(A run of records)
** Start **
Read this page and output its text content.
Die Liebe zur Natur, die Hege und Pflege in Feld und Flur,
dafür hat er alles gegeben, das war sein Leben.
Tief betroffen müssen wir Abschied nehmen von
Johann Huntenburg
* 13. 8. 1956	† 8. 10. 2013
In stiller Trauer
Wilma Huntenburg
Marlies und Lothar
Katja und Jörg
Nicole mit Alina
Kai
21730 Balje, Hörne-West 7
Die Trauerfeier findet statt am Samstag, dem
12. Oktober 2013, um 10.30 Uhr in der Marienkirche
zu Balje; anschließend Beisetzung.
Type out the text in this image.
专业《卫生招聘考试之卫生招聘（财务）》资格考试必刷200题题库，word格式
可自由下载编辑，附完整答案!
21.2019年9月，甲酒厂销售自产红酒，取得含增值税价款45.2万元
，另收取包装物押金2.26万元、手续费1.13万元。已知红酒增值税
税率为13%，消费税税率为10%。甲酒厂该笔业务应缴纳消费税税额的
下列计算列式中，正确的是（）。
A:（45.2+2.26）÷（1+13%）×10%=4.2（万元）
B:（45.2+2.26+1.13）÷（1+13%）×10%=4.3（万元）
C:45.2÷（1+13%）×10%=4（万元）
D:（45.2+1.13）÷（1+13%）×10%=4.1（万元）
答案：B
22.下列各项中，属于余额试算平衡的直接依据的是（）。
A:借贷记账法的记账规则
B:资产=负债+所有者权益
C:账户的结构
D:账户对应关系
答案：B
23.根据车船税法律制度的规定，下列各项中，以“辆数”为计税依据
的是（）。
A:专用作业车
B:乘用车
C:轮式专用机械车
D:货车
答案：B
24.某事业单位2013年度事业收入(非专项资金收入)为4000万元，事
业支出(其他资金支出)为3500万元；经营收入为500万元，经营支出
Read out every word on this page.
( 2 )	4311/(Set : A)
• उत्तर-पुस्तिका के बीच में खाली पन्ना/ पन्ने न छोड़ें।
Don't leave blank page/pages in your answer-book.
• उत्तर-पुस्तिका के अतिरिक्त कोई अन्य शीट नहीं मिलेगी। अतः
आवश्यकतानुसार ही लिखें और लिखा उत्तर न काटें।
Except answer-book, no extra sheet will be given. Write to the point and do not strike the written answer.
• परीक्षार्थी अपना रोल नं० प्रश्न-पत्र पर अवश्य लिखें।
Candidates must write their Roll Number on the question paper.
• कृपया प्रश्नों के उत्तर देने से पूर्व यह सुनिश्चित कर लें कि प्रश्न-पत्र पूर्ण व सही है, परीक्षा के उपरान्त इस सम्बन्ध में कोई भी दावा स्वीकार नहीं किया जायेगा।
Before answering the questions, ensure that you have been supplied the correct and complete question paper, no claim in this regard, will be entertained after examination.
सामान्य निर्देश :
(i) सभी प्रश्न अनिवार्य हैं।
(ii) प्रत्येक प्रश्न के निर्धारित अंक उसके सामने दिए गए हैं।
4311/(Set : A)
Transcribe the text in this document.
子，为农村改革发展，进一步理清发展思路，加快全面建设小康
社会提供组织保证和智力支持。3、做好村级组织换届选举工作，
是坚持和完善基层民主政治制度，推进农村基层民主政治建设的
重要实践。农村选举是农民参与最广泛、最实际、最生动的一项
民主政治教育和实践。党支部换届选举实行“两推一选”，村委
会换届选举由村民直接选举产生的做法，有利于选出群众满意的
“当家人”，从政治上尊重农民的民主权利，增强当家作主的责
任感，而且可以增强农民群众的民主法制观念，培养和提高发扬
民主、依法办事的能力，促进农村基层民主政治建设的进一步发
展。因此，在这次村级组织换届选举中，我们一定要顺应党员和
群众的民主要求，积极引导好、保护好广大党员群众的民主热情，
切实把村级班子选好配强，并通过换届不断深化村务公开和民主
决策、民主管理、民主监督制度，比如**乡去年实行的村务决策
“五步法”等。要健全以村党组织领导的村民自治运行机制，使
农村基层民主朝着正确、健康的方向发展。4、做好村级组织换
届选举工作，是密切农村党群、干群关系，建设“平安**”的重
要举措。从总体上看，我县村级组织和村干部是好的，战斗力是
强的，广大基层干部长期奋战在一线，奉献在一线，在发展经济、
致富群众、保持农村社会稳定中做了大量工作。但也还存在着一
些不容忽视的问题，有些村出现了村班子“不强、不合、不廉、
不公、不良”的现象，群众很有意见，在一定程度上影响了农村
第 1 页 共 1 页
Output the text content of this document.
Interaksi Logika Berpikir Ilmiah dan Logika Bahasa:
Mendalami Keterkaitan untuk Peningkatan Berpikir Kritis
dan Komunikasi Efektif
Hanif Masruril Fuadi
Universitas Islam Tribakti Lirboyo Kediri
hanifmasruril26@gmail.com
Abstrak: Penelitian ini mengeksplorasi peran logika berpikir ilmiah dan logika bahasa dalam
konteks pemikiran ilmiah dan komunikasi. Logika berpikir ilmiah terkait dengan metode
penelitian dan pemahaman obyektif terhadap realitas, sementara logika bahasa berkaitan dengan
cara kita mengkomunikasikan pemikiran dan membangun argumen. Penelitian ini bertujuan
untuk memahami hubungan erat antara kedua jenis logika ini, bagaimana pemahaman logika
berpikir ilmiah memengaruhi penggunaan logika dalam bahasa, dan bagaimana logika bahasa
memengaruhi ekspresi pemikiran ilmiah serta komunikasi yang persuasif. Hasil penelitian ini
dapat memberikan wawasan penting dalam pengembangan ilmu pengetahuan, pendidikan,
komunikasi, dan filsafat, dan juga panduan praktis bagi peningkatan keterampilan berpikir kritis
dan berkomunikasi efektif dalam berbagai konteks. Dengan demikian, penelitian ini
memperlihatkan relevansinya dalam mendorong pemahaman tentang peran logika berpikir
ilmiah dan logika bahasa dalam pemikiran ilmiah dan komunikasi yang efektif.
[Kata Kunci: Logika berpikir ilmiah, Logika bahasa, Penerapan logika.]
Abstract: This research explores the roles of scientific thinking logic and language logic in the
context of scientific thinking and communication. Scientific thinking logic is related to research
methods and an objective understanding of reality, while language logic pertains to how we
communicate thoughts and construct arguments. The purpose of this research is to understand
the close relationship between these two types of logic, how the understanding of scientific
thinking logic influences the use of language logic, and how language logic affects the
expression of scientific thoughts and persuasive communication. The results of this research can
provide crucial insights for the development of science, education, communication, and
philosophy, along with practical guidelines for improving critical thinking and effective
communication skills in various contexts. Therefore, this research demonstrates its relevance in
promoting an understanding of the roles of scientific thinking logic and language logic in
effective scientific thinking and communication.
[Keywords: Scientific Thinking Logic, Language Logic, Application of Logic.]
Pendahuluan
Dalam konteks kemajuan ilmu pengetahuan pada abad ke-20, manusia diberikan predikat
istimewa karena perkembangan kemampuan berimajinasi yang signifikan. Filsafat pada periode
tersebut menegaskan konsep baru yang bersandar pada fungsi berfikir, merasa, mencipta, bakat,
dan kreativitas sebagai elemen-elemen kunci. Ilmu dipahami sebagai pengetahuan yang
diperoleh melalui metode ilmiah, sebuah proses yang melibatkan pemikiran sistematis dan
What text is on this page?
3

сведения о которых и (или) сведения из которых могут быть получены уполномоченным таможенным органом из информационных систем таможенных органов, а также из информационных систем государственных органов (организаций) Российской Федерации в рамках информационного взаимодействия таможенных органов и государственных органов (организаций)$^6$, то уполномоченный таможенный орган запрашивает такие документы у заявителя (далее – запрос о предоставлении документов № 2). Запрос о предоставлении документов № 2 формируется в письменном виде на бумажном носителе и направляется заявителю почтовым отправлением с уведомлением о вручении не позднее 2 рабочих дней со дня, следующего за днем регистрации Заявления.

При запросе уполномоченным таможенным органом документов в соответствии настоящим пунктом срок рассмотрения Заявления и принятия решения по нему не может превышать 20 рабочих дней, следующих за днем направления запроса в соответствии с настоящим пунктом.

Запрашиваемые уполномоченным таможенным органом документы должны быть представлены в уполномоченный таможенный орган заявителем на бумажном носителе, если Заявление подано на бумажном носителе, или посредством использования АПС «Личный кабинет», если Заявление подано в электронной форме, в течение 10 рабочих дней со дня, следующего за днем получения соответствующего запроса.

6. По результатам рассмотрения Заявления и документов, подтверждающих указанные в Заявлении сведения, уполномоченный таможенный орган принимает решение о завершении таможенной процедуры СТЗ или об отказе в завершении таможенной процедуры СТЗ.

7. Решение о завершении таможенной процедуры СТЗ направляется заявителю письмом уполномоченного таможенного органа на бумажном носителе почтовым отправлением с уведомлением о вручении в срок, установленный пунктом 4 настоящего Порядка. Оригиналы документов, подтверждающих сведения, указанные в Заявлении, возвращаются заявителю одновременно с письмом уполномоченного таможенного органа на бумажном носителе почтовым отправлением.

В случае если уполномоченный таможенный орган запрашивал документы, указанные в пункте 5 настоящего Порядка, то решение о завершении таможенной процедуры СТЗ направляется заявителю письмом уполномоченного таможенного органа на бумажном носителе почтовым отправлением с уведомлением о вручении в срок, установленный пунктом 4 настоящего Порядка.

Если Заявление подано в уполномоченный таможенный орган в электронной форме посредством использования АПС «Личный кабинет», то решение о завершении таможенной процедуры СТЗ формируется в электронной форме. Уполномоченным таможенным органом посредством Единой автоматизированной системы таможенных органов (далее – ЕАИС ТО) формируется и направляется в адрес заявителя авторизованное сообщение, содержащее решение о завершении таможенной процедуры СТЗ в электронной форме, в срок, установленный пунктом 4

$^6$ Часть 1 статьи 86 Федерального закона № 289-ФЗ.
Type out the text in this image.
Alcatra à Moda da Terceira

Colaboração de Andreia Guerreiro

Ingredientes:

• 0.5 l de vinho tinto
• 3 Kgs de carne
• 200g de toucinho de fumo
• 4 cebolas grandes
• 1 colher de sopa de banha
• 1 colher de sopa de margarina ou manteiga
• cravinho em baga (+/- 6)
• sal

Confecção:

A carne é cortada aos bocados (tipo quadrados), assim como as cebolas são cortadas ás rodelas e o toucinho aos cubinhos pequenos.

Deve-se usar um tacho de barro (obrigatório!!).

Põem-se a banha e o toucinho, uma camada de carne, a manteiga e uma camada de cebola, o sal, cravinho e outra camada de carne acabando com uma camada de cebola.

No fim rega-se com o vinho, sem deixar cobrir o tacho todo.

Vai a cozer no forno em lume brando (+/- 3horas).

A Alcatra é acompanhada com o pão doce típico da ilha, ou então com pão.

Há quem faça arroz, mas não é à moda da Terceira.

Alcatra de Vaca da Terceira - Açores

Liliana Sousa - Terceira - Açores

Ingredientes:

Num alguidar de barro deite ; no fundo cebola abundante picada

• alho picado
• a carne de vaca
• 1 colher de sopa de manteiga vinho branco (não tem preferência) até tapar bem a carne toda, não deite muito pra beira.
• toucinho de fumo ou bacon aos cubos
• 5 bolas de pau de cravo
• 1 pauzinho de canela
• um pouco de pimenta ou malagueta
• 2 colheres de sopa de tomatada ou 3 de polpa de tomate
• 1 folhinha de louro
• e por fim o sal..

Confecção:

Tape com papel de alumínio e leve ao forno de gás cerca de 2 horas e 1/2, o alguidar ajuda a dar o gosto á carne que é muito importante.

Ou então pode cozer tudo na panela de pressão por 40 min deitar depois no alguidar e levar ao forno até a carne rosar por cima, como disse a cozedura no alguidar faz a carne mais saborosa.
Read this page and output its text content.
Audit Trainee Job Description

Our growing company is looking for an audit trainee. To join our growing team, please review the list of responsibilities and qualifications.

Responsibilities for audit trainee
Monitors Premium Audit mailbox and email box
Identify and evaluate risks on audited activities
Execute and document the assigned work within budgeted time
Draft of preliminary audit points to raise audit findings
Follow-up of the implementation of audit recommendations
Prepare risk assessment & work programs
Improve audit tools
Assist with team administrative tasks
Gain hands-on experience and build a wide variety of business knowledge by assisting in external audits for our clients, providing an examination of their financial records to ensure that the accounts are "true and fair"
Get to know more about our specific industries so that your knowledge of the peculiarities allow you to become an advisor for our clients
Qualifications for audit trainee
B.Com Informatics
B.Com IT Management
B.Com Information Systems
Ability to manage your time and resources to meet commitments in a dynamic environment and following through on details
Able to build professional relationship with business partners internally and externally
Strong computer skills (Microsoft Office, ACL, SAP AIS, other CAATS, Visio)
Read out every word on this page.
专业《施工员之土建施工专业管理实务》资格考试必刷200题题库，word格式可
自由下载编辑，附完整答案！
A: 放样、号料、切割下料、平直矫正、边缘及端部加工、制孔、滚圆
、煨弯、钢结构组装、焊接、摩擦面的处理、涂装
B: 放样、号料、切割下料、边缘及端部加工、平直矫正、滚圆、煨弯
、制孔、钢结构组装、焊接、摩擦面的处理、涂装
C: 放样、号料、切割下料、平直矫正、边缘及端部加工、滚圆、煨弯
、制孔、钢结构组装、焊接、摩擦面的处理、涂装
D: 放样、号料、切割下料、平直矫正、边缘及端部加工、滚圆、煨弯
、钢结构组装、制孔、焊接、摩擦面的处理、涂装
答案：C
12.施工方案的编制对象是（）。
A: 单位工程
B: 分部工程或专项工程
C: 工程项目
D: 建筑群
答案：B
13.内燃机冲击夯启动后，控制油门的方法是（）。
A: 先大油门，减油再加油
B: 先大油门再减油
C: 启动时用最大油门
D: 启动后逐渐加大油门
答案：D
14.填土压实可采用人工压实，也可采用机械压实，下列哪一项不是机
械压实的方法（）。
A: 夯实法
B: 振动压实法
** End **
▶ **Set problem**:
Where a line in the material contains "work", copy that line.

▶ **Written reply**:
Execute and document the assigned work within budgeted time
Prepare risk assessment & work programs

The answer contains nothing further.